- Exercise brief:
Track down the lines that contain "longueur" and copy them.
┌──
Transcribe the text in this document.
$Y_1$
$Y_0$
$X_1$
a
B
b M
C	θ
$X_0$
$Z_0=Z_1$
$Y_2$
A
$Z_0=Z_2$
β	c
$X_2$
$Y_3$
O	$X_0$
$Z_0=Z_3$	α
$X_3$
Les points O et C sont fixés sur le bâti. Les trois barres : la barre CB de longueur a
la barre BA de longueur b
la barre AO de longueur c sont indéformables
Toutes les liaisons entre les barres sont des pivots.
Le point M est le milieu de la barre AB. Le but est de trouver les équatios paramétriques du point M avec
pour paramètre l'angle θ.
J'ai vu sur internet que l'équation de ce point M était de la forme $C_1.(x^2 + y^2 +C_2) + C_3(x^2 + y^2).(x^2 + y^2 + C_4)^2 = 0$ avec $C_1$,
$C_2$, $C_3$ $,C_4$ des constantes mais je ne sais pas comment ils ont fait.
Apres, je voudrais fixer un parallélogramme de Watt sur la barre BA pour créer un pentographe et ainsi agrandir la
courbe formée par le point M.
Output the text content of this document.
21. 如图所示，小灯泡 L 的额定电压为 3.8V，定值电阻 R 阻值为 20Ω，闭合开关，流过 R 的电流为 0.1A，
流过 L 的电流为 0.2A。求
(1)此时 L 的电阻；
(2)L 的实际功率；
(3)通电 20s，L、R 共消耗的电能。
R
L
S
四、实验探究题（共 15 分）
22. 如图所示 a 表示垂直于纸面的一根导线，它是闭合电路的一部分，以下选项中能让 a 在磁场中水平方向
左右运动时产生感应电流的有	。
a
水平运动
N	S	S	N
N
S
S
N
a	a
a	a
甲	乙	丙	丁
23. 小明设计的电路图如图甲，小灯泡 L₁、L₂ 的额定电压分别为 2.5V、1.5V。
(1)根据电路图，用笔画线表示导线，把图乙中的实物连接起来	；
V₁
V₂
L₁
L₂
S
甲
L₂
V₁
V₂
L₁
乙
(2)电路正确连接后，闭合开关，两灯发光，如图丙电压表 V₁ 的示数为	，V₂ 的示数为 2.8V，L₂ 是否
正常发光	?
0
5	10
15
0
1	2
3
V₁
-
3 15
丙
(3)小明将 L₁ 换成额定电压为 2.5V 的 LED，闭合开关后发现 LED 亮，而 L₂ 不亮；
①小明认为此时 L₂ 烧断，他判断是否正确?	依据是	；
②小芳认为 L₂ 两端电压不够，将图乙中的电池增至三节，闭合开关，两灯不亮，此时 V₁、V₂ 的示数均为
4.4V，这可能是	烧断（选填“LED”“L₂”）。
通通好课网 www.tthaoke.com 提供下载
└──
- Solution to the problem:
Les points O et C sont fixés sur le bâti. Les trois barres : la barre CB de longueur a
la barre BA de longueur b
la barre AO de longueur c sont indéformables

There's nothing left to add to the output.